* **What is required**
Make an exact copy of the entries, and keep any pictures out of it.

*** Information shown ***

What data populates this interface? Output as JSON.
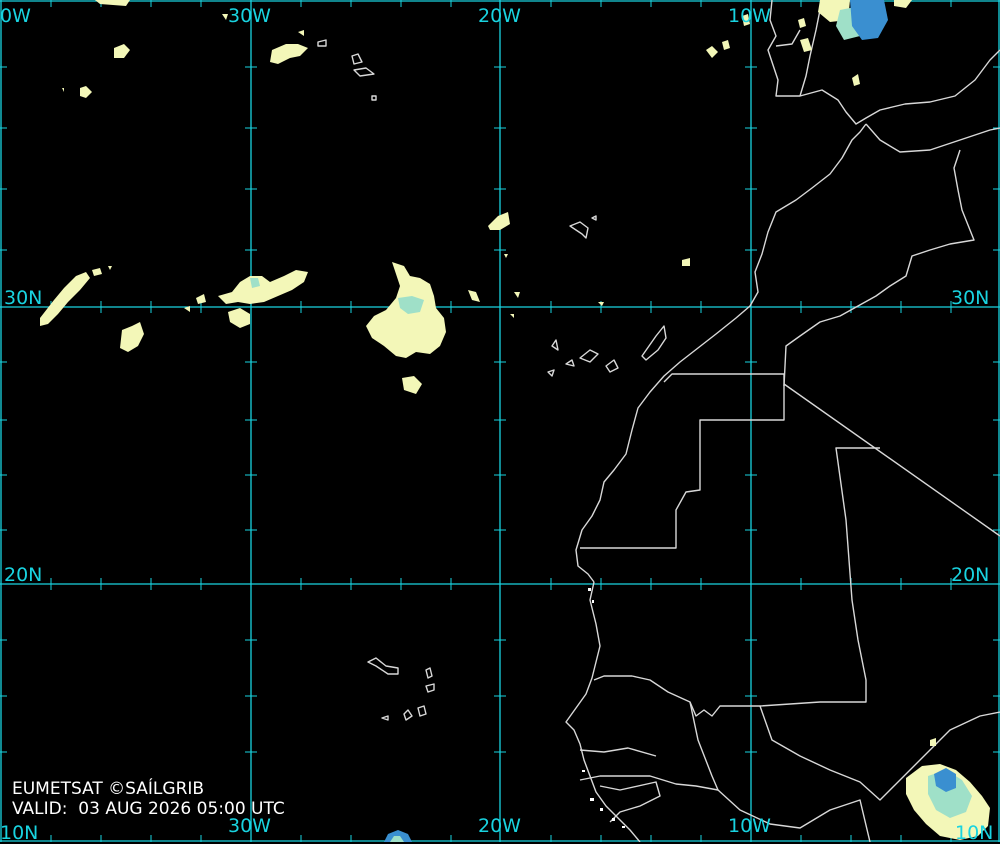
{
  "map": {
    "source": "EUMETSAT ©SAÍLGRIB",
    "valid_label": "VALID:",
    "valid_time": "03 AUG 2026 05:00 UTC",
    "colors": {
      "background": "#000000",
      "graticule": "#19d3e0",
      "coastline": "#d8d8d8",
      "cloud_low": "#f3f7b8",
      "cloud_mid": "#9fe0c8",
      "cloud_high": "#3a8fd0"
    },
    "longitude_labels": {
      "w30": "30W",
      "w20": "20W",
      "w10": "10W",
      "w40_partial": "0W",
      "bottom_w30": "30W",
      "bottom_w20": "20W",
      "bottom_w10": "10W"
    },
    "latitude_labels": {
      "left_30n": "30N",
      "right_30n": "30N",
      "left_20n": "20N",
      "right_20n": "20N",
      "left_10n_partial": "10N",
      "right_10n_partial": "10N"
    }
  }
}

***

* **Response to the exercise**
What data populates this interface? Output as JSON.
{
  "map": {
    "source": "EUMETSAT ©SAÍLGRIB",
    "valid_label": "VALID:",
    "valid_time": "03 AUG 2026 05:00 UTC",
    "colors": {
      "background": "#000000",
      "graticule": "#19d3e0",
      "coastline": "#d8d8d8",
      "cloud_low": "#f3f7b8",
      "cloud_mid": "#9fe0c8",
      "cloud_high": "#3a8fd0"
    },
    "longitude_labels": {
      "w30": "30W",
      "w20": "20W",
      "w10": "10W",
      "w40_partial": "0W",
      "bottom_w30": "30W",
      "bottom_w20": "20W",
      "bottom_w10": "10W"
    },
    "latitude_labels": {
      "left_30n": "30N",
      "right_30n": "30N",
      "left_20n": "20N",
      "right_20n": "20N",
      "left_10n_partial": "10N",
      "right_10n_partial": "10N"
    }
  }
}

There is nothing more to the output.